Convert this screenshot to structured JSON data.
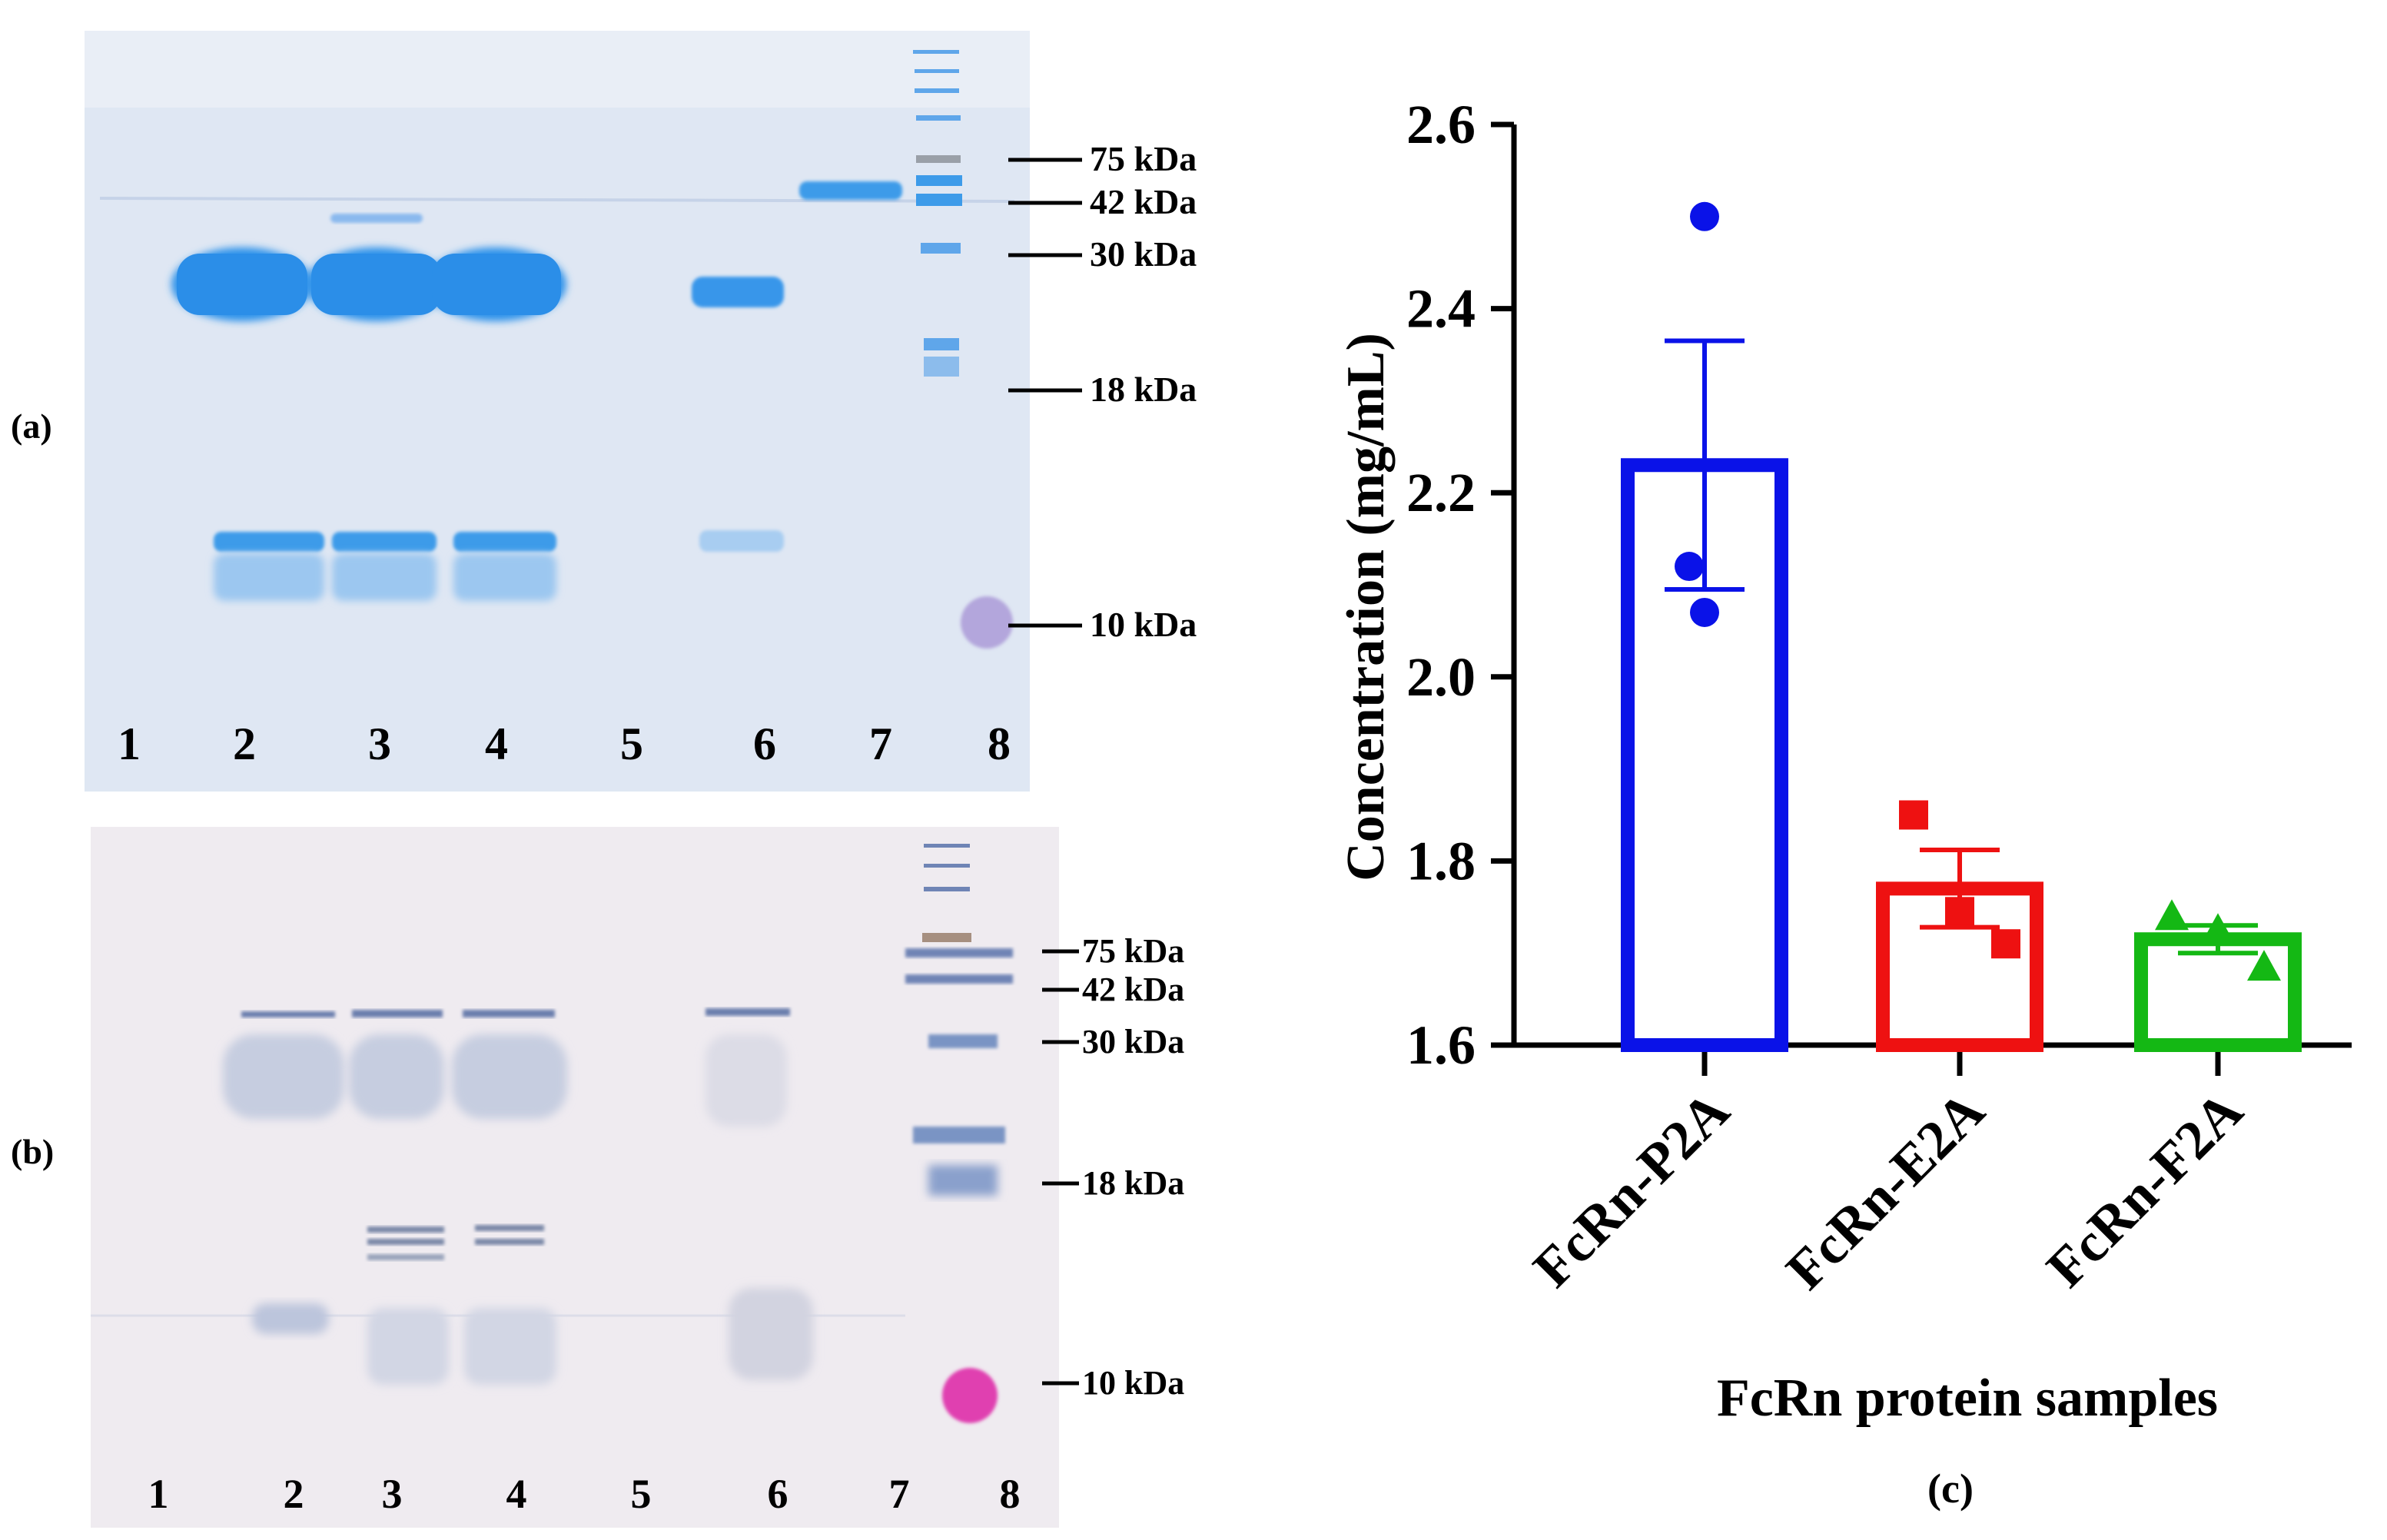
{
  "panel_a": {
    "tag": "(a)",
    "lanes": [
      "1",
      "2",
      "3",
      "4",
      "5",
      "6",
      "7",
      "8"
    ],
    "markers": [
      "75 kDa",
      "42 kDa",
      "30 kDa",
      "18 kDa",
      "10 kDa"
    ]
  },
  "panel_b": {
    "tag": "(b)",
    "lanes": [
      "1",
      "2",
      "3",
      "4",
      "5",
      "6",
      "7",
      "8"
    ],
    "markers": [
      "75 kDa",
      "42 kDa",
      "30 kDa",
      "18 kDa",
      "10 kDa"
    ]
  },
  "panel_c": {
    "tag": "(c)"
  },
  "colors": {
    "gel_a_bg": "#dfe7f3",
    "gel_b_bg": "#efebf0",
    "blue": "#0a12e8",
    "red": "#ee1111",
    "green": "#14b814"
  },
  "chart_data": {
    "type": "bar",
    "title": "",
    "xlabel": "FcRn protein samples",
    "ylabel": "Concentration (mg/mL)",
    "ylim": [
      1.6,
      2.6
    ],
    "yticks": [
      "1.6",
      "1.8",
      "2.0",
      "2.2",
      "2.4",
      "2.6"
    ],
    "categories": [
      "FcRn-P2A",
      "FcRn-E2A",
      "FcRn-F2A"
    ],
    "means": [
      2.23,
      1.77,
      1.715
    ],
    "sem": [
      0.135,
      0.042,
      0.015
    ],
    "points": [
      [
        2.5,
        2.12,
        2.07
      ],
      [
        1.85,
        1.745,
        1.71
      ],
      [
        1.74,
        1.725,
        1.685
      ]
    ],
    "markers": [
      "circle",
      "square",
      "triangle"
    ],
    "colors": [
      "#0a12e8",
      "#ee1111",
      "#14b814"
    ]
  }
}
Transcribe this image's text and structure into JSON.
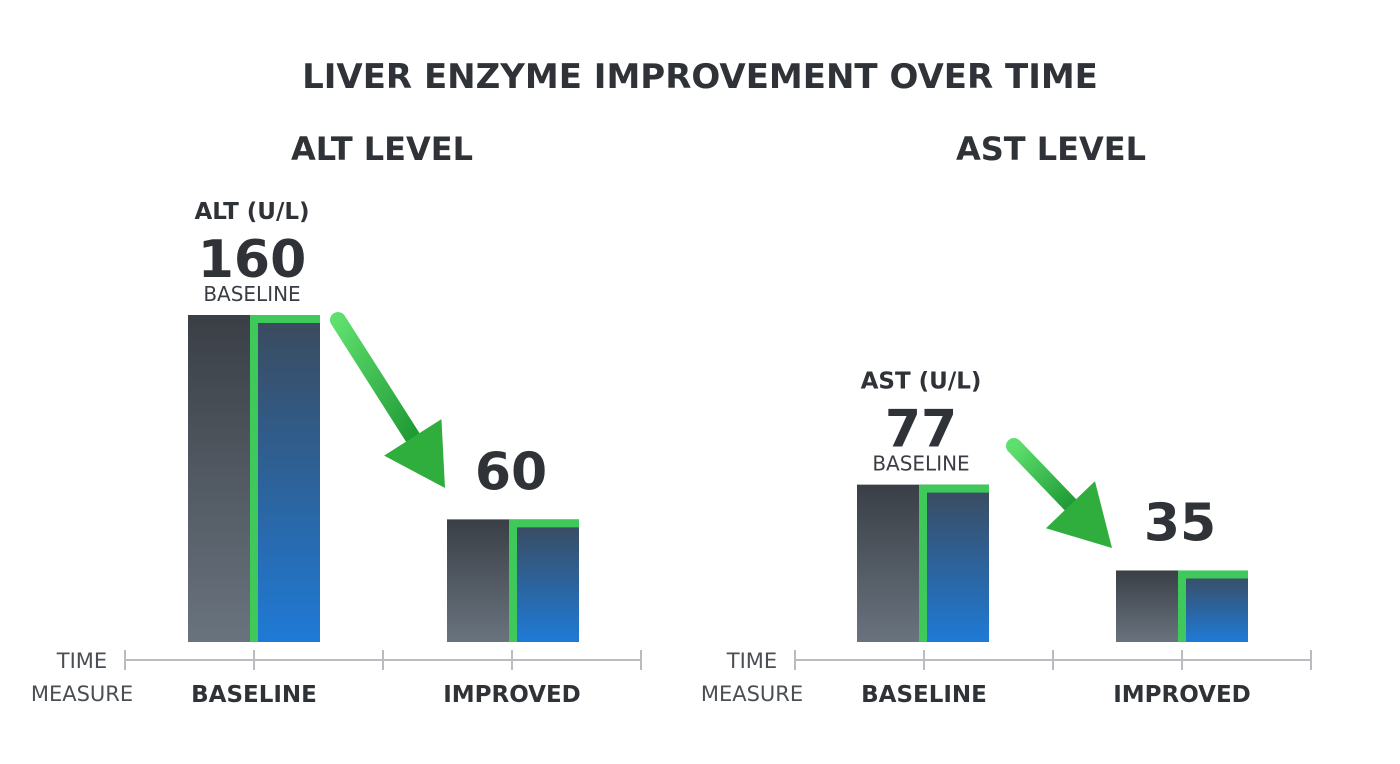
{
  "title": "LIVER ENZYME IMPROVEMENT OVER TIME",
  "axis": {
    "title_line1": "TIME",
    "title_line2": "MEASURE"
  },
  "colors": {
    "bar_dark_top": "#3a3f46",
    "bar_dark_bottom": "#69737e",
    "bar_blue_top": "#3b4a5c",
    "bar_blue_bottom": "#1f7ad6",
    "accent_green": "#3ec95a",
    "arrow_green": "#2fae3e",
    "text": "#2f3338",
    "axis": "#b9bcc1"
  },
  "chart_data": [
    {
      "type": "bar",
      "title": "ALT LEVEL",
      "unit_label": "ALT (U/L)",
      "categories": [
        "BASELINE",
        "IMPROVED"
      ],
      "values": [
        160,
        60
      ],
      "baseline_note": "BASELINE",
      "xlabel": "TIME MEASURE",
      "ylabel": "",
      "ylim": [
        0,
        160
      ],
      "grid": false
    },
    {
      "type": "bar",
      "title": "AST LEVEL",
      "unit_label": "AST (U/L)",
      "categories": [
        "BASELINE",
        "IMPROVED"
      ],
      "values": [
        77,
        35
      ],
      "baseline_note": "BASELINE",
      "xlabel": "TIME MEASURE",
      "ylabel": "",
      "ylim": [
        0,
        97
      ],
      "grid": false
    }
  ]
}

•••••

Each line in the records above should be reproduced exactly; images are not copied.

Convert this screenshot to structured JSON data.
{
  "panel_a": {
    "tag": "(a)",
    "lanes": [
      "1",
      "2",
      "3",
      "4",
      "5",
      "6",
      "7",
      "8"
    ],
    "markers": [
      "75 kDa",
      "42 kDa",
      "30 kDa",
      "18 kDa",
      "10 kDa"
    ]
  },
  "panel_b": {
    "tag": "(b)",
    "lanes": [
      "1",
      "2",
      "3",
      "4",
      "5",
      "6",
      "7",
      "8"
    ],
    "markers": [
      "75 kDa",
      "42 kDa",
      "30 kDa",
      "18 kDa",
      "10 kDa"
    ]
  },
  "panel_c": {
    "tag": "(c)"
  },
  "colors": {
    "gel_a_bg": "#dfe7f3",
    "gel_b_bg": "#efebf0",
    "blue": "#0a12e8",
    "red": "#ee1111",
    "green": "#14b814"
  },
  "chart_data": {
    "type": "bar",
    "title": "",
    "xlabel": "FcRn protein samples",
    "ylabel": "Concentration (mg/mL)",
    "ylim": [
      1.6,
      2.6
    ],
    "yticks": [
      "1.6",
      "1.8",
      "2.0",
      "2.2",
      "2.4",
      "2.6"
    ],
    "categories": [
      "FcRn-P2A",
      "FcRn-E2A",
      "FcRn-F2A"
    ],
    "means": [
      2.23,
      1.77,
      1.715
    ],
    "sem": [
      0.135,
      0.042,
      0.015
    ],
    "points": [
      [
        2.5,
        2.12,
        2.07
      ],
      [
        1.85,
        1.745,
        1.71
      ],
      [
        1.74,
        1.725,
        1.685
      ]
    ],
    "markers": [
      "circle",
      "square",
      "triangle"
    ],
    "colors": [
      "#0a12e8",
      "#ee1111",
      "#14b814"
    ]
  }
}
Transcribe this image's text and structure into JSON.
{
  "title": "LIVER ENZYME IMPROVEMENT OVER TIME",
  "axis": {
    "title_line1": "TIME",
    "title_line2": "MEASURE"
  },
  "colors": {
    "bar_dark_top": "#3a3f46",
    "bar_dark_bottom": "#69737e",
    "bar_blue_top": "#3b4a5c",
    "bar_blue_bottom": "#1f7ad6",
    "accent_green": "#3ec95a",
    "arrow_green": "#2fae3e",
    "text": "#2f3338",
    "axis": "#b9bcc1"
  },
  "chart_data": [
    {
      "type": "bar",
      "title": "ALT LEVEL",
      "unit_label": "ALT (U/L)",
      "categories": [
        "BASELINE",
        "IMPROVED"
      ],
      "values": [
        160,
        60
      ],
      "baseline_note": "BASELINE",
      "xlabel": "TIME MEASURE",
      "ylabel": "",
      "ylim": [
        0,
        160
      ],
      "grid": false
    },
    {
      "type": "bar",
      "title": "AST LEVEL",
      "unit_label": "AST (U/L)",
      "categories": [
        "BASELINE",
        "IMPROVED"
      ],
      "values": [
        77,
        35
      ],
      "baseline_note": "BASELINE",
      "xlabel": "TIME MEASURE",
      "ylabel": "",
      "ylim": [
        0,
        97
      ],
      "grid": false
    }
  ]
}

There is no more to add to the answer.